Input data –
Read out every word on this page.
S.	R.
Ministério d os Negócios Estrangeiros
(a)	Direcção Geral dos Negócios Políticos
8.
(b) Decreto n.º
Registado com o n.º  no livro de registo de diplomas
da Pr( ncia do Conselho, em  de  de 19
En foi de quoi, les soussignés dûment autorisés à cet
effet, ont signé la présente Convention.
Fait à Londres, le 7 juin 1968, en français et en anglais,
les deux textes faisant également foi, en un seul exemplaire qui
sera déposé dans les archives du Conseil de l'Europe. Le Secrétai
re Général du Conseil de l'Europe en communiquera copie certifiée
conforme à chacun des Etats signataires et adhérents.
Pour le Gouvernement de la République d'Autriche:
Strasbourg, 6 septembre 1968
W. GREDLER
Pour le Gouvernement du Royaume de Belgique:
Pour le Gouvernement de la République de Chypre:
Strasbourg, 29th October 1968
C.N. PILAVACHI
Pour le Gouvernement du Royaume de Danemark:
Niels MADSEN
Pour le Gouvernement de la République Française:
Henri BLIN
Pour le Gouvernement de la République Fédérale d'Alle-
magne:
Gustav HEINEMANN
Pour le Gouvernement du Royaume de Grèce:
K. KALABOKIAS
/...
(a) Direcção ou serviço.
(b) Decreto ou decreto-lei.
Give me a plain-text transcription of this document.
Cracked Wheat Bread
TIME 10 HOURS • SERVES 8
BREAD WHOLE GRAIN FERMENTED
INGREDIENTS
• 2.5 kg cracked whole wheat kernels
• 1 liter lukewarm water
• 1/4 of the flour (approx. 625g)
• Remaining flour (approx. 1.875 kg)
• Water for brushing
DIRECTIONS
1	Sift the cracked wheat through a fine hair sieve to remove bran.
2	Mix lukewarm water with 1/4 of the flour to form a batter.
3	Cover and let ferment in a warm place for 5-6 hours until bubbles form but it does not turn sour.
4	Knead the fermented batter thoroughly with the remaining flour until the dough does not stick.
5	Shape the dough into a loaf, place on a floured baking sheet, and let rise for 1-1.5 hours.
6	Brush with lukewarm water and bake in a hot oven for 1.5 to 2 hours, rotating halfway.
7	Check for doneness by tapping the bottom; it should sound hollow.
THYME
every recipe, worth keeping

Problem requirements – All of the material above needs to be retyped word for word.

Exercise result –
Read out every word on this page.
S.	R.
Ministério d os Negócios Estrangeiros
(a)	Direcção Geral dos Negócios Políticos
8.
(b) Decreto n.º
Registado com o n.º  no livro de registo de diplomas
da Pr( ncia do Conselho, em  de  de 19
En foi de quoi, les soussignés dûment autorisés à cet
effet, ont signé la présente Convention.
Fait à Londres, le 7 juin 1968, en français et en anglais,
les deux textes faisant également foi, en un seul exemplaire qui
sera déposé dans les archives du Conseil de l'Europe. Le Secrétai
re Général du Conseil de l'Europe en communiquera copie certifiée
conforme à chacun des Etats signataires et adhérents.
Pour le Gouvernement de la République d'Autriche:
Strasbourg, 6 septembre 1968
W. GREDLER
Pour le Gouvernement du Royaume de Belgique:
Pour le Gouvernement de la République de Chypre:
Strasbourg, 29th October 1968
C.N. PILAVACHI
Pour le Gouvernement du Royaume de Danemark:
Niels MADSEN
Pour le Gouvernement de la République Française:
Henri BLIN
Pour le Gouvernement de la République Fédérale d'Alle-
magne:
Gustav HEINEMANN
Pour le Gouvernement du Royaume de Grèce:
K. KALABOKIAS
/...
(a) Direcção ou serviço.
(b) Decreto ou decreto-lei.
Give me a plain-text transcription of this document.
Cracked Wheat Bread
TIME 10 HOURS • SERVES 8
BREAD WHOLE GRAIN FERMENTED
INGREDIENTS
• 2.5 kg cracked whole wheat kernels
• 1 liter lukewarm water
• 1/4 of the flour (approx. 625g)
• Remaining flour (approx. 1.875 kg)
• Water for brushing
DIRECTIONS
1	Sift the cracked wheat through a fine hair sieve to remove bran.
2	Mix lukewarm water with 1/4 of the flour to form a batter.
3	Cover and let ferment in a warm place for 5-6 hours until bubbles form but it does not turn sour.
4	Knead the fermented batter thoroughly with the remaining flour until the dough does not stick.
5	Shape the dough into a loaf, place on a floured baking sheet, and let rise for 1-1.5 hours.
6	Brush with lukewarm water and bake in a hot oven for 1.5 to 2 hours, rotating halfway.
7	Check for doneness by tapping the bottom; it should sound hollow.
THYME
every recipe, worth keeping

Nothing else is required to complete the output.